## Task
Omit all pictures, then retype the data exactly as given.

## Material
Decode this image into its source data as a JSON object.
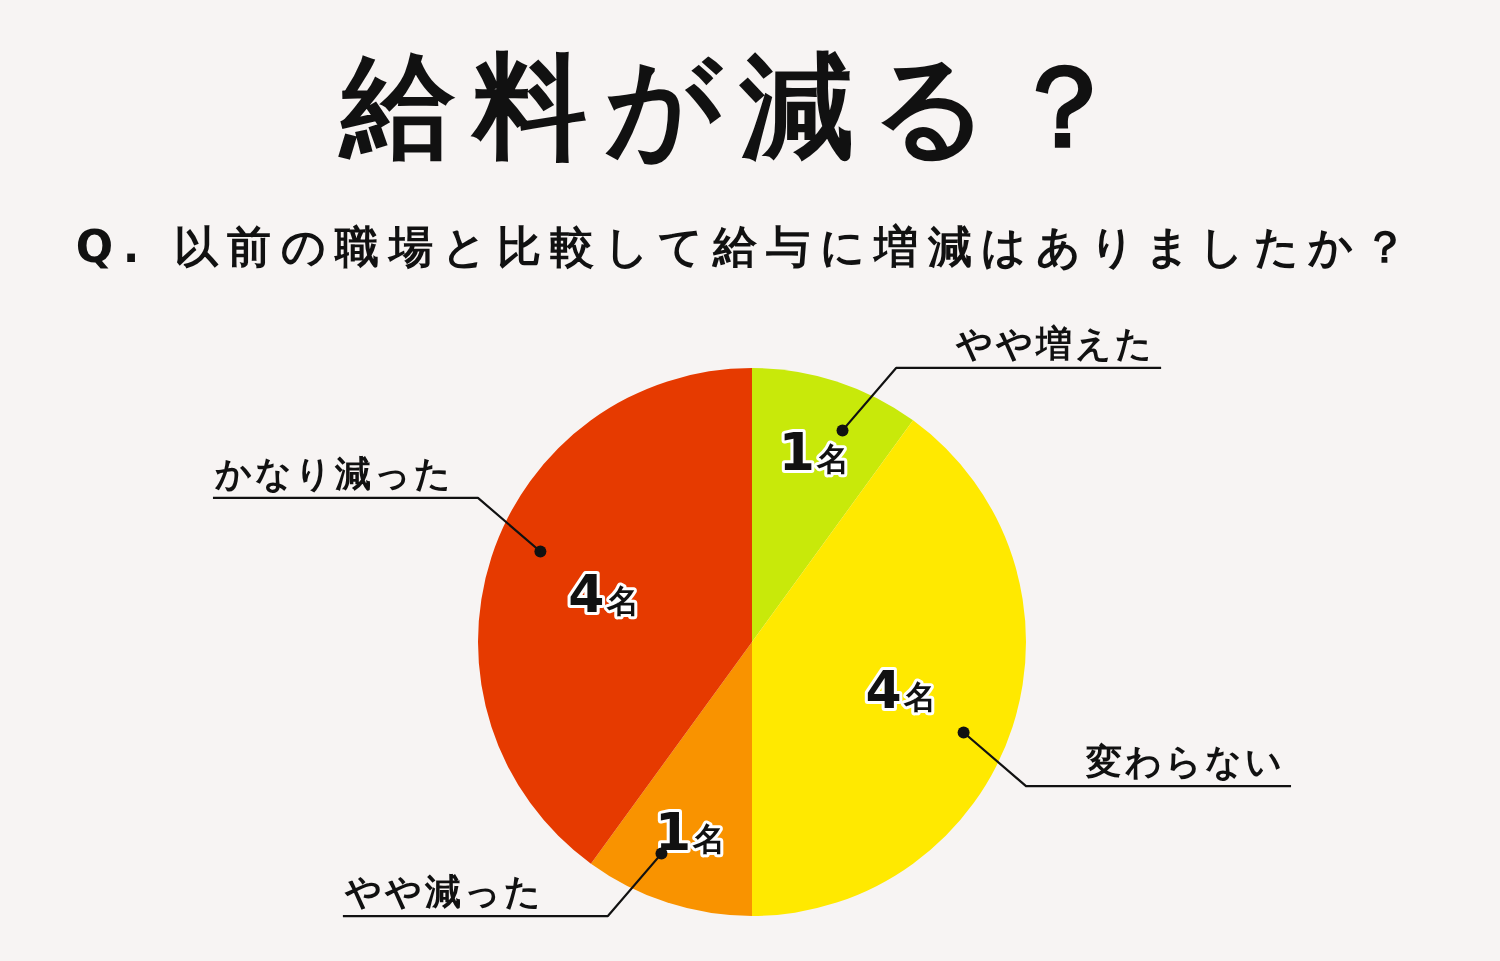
{
  "chart_data": {
    "type": "pie",
    "title": "給料が減る？",
    "subtitle": "Q. 以前の職場と比較して給与に増減はありましたか？",
    "categories": [
      "やや増えた",
      "変わらない",
      "やや減った",
      "かなり減った"
    ],
    "values": [
      1,
      4,
      1,
      4
    ],
    "colors": [
      "#c8e90a",
      "#ffe900",
      "#f99300",
      "#e63a00"
    ],
    "value_labels": [
      "1名",
      "4名",
      "1名",
      "4名"
    ]
  }
}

## Exercise response
Decode this image into its source data as a JSON object.
{
  "chart_data": {
    "type": "pie",
    "title": "給料が減る？",
    "subtitle": "Q. 以前の職場と比較して給与に増減はありましたか？",
    "categories": [
      "やや増えた",
      "変わらない",
      "やや減った",
      "かなり減った"
    ],
    "values": [
      1,
      4,
      1,
      4
    ],
    "colors": [
      "#c8e90a",
      "#ffe900",
      "#f99300",
      "#e63a00"
    ],
    "value_labels": [
      "1名",
      "4名",
      "1名",
      "4名"
    ]
  }
}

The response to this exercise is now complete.